TASK TO CARRY OUT | Without skipping anything, write out each record below exactly.

ENTRIES PROVIDED |
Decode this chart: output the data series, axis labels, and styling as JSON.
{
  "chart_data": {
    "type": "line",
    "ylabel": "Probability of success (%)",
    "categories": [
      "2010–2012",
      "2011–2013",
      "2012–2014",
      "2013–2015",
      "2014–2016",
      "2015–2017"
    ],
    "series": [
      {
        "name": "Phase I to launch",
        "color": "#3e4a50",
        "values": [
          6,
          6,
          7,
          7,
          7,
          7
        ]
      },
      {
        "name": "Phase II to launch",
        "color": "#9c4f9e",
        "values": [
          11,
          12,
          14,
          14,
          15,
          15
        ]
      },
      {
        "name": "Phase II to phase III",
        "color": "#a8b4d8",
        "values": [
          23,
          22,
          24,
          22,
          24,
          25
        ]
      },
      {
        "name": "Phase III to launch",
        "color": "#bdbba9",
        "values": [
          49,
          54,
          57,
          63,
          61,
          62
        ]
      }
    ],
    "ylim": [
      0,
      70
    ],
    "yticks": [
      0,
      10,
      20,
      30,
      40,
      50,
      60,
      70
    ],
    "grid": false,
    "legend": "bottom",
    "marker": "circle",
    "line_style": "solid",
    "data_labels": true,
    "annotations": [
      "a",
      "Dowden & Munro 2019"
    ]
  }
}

ANSWER FOR THE TASK |
Decode this chart: output the data series, axis labels, and styling as JSON.
{
  "chart_data": {
    "type": "line",
    "ylabel": "Probability of success (%)",
    "categories": [
      "2010–2012",
      "2011–2013",
      "2012–2014",
      "2013–2015",
      "2014–2016",
      "2015–2017"
    ],
    "series": [
      {
        "name": "Phase I to launch",
        "color": "#3e4a50",
        "values": [
          6,
          6,
          7,
          7,
          7,
          7
        ]
      },
      {
        "name": "Phase II to launch",
        "color": "#9c4f9e",
        "values": [
          11,
          12,
          14,
          14,
          15,
          15
        ]
      },
      {
        "name": "Phase II to phase III",
        "color": "#a8b4d8",
        "values": [
          23,
          22,
          24,
          22,
          24,
          25
        ]
      },
      {
        "name": "Phase III to launch",
        "color": "#bdbba9",
        "values": [
          49,
          54,
          57,
          63,
          61,
          62
        ]
      }
    ],
    "ylim": [
      0,
      70
    ],
    "yticks": [
      0,
      10,
      20,
      30,
      40,
      50,
      60,
      70
    ],
    "grid": false,
    "legend": "bottom",
    "marker": "circle",
    "line_style": "solid",
    "data_labels": true,
    "annotations": [
      "a",
      "Dowden & Munro 2019"
    ]
  }
}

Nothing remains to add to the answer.